DESCRIPTION OF THE TASK: Say how many lines contain "kanalizace", using only the number.

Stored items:
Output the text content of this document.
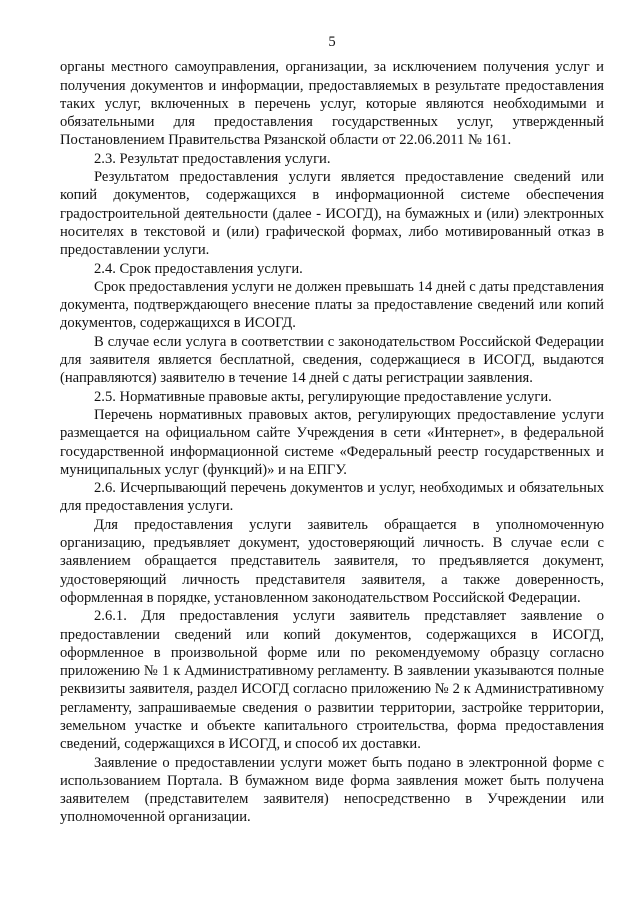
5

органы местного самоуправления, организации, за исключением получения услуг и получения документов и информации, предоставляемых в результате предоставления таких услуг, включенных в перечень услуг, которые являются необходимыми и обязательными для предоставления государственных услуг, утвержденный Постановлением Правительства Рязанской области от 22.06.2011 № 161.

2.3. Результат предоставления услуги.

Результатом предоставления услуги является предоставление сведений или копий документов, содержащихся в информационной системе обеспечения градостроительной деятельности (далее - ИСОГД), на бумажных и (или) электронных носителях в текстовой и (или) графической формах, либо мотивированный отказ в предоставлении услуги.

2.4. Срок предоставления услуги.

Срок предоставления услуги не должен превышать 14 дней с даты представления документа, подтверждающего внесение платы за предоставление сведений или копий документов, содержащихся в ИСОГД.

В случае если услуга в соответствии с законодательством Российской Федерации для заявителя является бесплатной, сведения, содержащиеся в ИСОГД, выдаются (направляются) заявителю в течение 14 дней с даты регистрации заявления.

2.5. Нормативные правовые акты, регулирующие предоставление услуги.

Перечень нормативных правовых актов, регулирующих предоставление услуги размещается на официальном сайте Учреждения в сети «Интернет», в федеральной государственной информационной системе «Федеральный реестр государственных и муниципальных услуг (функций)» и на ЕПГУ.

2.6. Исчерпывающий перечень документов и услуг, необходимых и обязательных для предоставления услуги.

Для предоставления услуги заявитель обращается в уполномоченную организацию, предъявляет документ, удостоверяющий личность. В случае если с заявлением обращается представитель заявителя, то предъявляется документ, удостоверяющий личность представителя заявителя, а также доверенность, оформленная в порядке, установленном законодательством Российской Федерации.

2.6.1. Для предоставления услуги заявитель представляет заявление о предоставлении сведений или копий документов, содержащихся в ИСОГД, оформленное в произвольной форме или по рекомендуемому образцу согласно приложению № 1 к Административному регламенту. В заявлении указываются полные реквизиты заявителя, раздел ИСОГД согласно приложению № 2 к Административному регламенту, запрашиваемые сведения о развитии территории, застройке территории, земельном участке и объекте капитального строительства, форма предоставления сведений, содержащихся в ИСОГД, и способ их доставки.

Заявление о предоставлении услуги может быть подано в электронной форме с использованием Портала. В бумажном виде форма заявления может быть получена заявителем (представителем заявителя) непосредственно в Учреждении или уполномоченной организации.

* * *

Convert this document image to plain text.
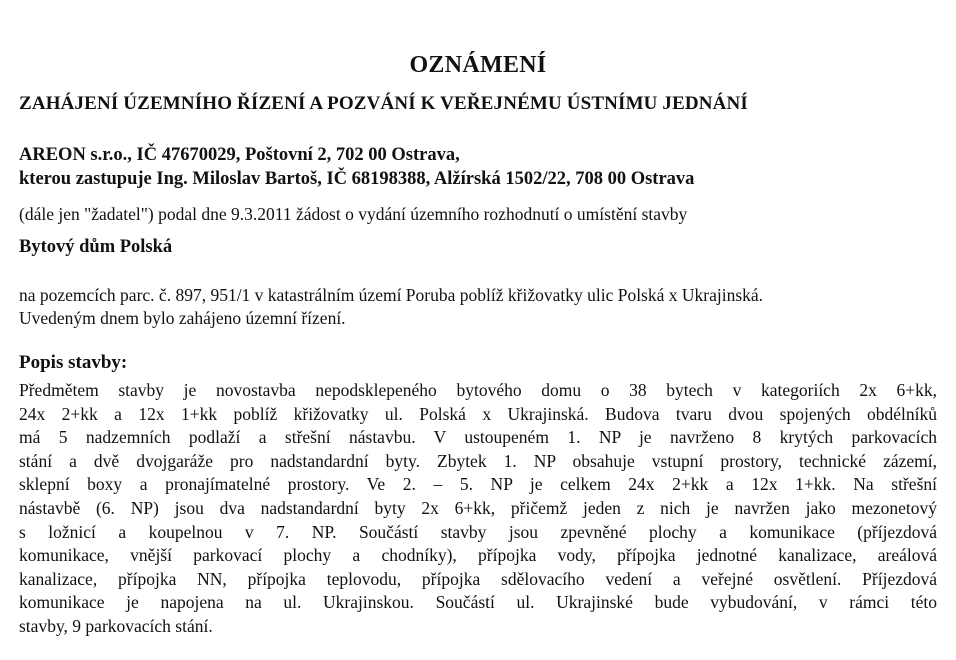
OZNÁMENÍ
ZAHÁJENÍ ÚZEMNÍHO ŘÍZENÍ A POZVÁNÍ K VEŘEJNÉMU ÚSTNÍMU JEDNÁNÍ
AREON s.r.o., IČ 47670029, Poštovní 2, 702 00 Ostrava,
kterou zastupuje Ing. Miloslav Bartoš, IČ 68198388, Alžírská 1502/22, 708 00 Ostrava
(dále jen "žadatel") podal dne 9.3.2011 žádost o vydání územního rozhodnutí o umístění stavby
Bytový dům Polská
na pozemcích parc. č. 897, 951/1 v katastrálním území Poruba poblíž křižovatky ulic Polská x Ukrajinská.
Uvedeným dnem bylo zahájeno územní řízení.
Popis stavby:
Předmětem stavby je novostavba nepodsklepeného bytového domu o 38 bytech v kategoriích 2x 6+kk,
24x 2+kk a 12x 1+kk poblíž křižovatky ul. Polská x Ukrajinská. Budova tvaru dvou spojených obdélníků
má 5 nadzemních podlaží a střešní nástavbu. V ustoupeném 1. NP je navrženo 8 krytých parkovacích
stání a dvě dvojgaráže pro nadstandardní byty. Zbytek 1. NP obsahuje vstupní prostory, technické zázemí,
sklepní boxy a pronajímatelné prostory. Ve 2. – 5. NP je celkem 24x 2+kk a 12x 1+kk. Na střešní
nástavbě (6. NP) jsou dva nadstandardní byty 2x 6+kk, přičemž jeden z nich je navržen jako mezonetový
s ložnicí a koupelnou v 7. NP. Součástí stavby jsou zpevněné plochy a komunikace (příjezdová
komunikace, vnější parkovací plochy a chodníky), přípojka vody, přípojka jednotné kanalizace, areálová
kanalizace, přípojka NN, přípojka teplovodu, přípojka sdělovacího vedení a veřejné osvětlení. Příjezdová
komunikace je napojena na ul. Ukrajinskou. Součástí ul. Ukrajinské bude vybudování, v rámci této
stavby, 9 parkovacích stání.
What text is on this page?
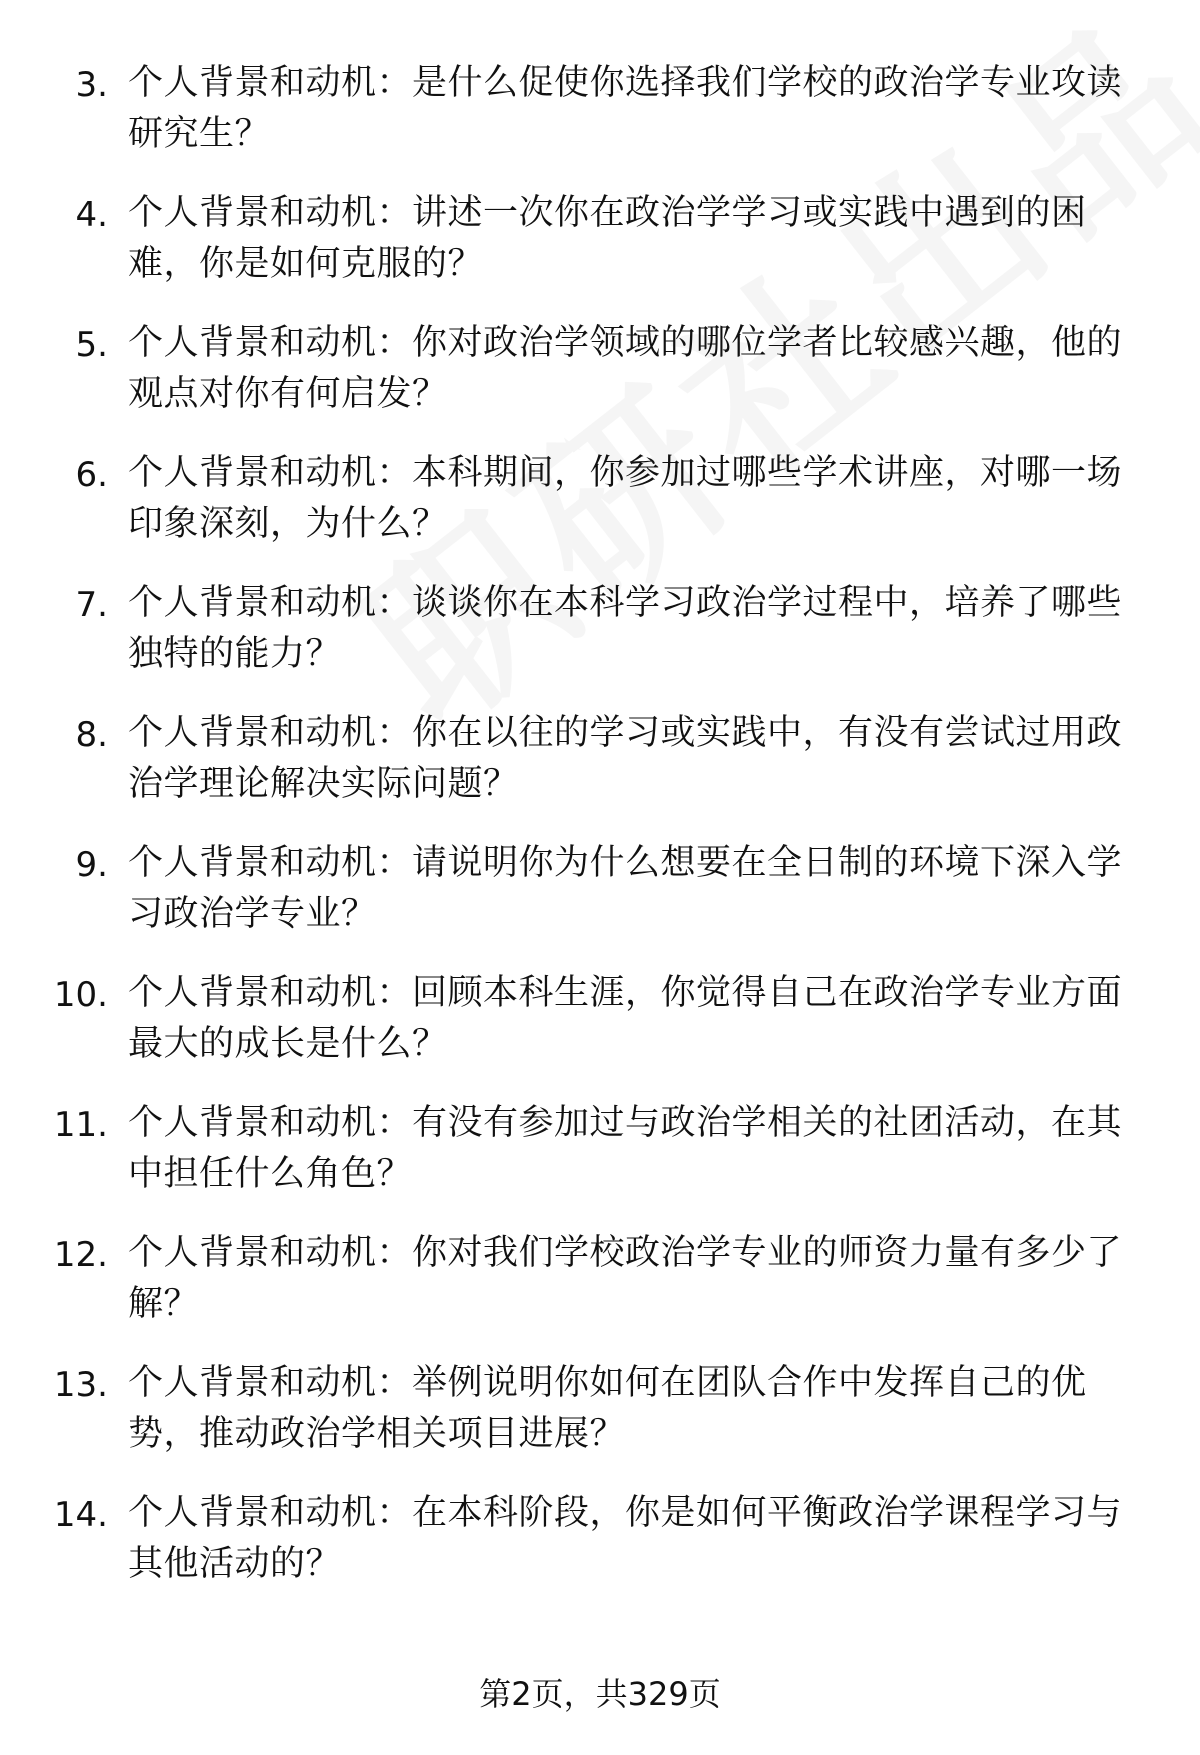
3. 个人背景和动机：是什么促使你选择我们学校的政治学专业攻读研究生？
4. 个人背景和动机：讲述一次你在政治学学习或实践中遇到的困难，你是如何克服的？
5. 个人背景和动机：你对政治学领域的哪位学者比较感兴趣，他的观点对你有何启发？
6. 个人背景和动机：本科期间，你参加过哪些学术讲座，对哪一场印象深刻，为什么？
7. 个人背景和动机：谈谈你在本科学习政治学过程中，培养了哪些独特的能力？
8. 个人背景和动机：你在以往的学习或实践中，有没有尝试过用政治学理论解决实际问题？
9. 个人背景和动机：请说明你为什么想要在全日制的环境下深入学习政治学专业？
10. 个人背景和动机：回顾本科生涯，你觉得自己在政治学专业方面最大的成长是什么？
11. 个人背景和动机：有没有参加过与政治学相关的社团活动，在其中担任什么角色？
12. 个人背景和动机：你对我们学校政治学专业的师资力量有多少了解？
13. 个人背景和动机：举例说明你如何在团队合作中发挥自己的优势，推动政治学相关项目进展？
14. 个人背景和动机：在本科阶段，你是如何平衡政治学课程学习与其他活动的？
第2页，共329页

* * *

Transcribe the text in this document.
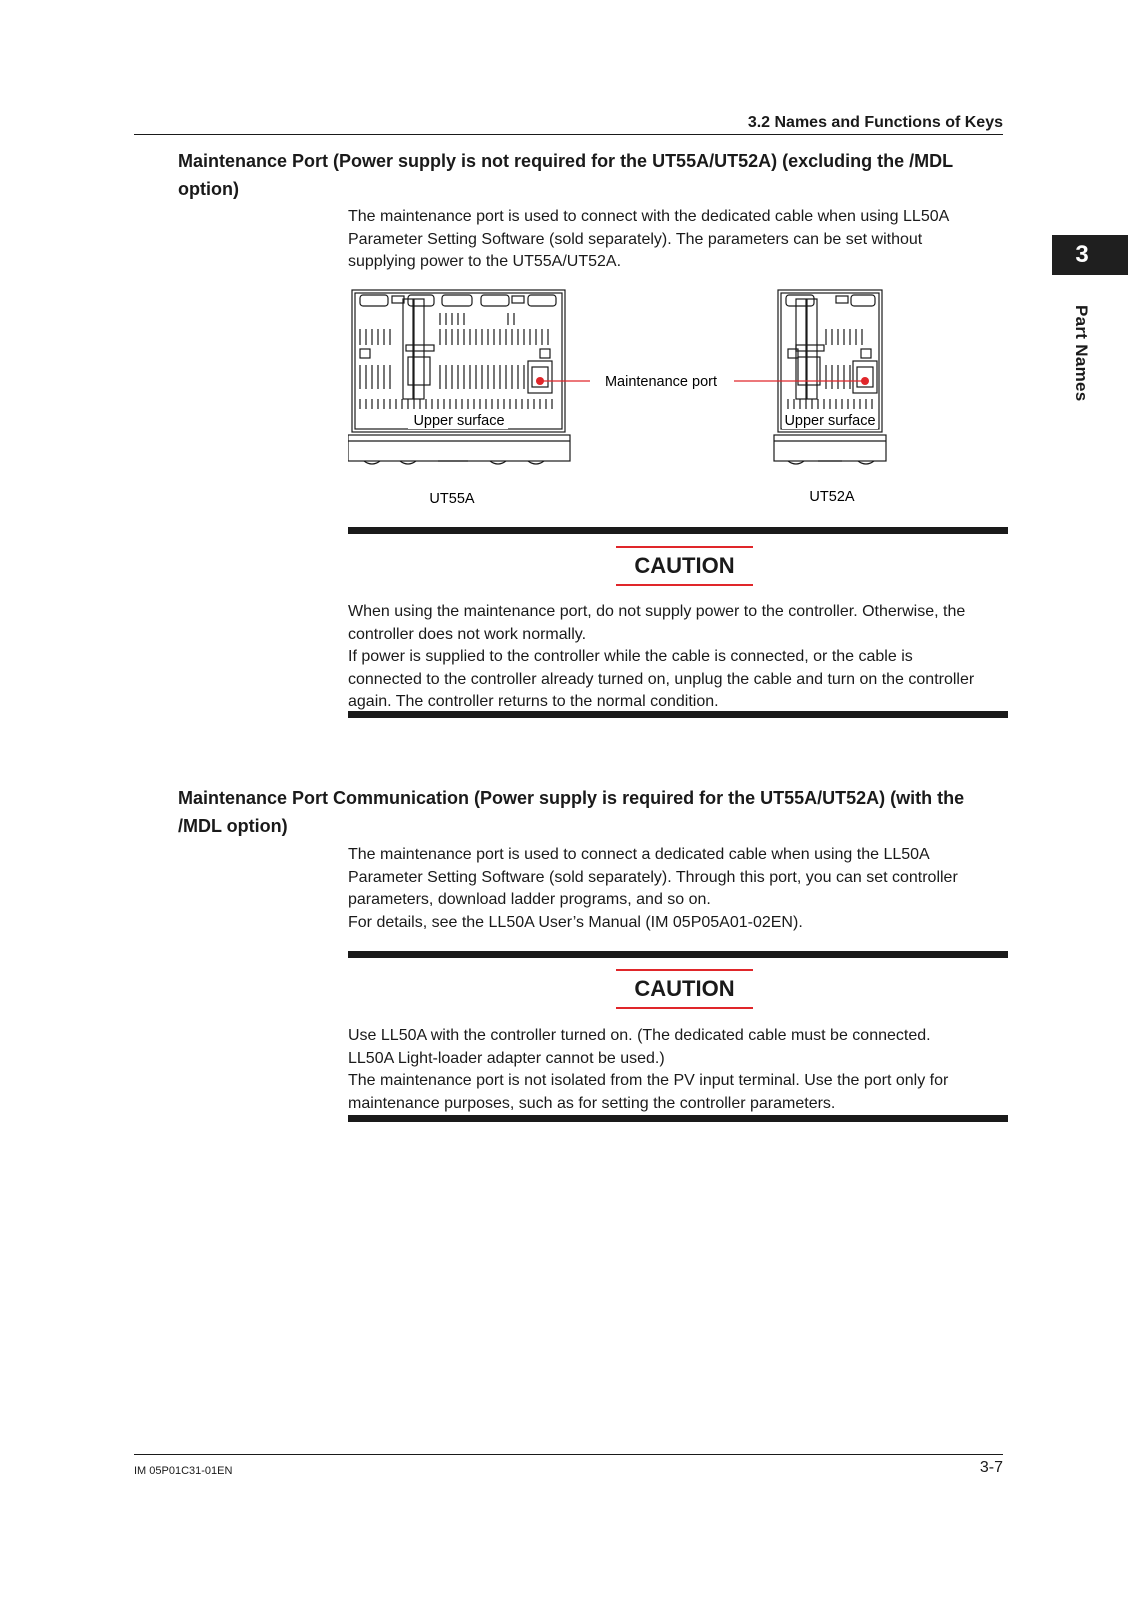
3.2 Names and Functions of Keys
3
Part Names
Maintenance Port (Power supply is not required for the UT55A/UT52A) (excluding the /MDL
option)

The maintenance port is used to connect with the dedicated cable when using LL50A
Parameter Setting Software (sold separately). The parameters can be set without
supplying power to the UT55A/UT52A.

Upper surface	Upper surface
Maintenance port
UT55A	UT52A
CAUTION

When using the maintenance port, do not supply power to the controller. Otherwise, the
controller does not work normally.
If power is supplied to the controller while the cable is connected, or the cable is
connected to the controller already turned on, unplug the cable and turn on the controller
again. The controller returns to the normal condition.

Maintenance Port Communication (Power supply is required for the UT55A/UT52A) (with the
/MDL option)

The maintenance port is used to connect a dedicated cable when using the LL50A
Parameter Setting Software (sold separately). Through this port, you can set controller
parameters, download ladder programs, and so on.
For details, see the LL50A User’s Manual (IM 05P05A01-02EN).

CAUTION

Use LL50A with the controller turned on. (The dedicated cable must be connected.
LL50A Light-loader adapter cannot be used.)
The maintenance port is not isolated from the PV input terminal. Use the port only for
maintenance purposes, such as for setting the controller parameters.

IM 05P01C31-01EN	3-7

WRITTEN ANSWER: 2